◆ **Do this**
Give only a count of the lines that include the string "What".
--------
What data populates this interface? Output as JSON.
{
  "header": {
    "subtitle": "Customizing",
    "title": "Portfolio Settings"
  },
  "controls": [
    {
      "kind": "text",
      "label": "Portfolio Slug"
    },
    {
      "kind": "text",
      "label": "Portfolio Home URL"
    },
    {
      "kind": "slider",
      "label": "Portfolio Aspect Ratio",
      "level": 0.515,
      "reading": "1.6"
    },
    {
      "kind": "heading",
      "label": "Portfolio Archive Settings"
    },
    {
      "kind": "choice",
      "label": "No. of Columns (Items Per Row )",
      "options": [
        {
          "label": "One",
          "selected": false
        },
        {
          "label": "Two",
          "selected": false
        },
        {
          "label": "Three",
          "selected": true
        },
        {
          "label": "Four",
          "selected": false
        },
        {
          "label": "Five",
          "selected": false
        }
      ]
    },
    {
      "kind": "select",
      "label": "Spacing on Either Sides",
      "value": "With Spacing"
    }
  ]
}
--------
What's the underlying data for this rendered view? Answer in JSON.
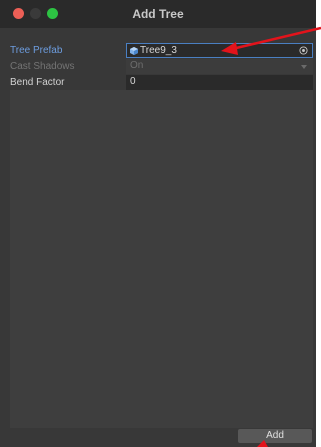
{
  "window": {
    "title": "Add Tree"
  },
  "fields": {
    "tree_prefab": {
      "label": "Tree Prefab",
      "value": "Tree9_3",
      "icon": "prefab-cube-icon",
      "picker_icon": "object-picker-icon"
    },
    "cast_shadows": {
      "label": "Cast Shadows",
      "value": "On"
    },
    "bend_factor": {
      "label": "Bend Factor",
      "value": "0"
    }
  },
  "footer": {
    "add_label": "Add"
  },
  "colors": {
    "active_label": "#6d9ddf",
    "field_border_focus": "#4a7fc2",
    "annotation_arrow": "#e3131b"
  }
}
--------
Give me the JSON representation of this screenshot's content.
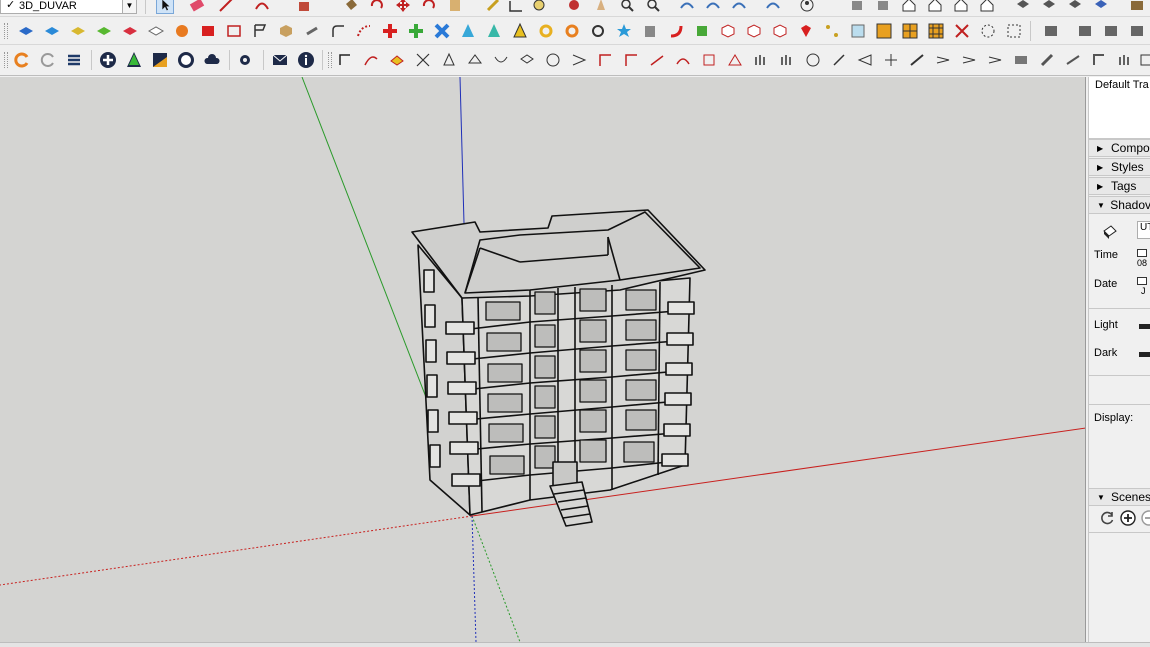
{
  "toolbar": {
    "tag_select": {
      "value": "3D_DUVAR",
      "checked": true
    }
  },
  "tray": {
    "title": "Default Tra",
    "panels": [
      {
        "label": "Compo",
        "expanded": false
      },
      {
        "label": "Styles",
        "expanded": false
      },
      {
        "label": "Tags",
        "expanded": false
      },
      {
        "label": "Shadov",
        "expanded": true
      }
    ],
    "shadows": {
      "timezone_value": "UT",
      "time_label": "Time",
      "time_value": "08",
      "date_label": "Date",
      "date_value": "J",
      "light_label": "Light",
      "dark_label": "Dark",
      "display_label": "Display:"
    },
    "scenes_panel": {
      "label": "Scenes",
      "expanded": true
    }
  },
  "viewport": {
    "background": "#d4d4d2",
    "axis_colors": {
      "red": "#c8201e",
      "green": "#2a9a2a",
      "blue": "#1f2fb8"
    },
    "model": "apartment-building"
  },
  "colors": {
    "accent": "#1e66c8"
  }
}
--------
◆ **Expected answer**
2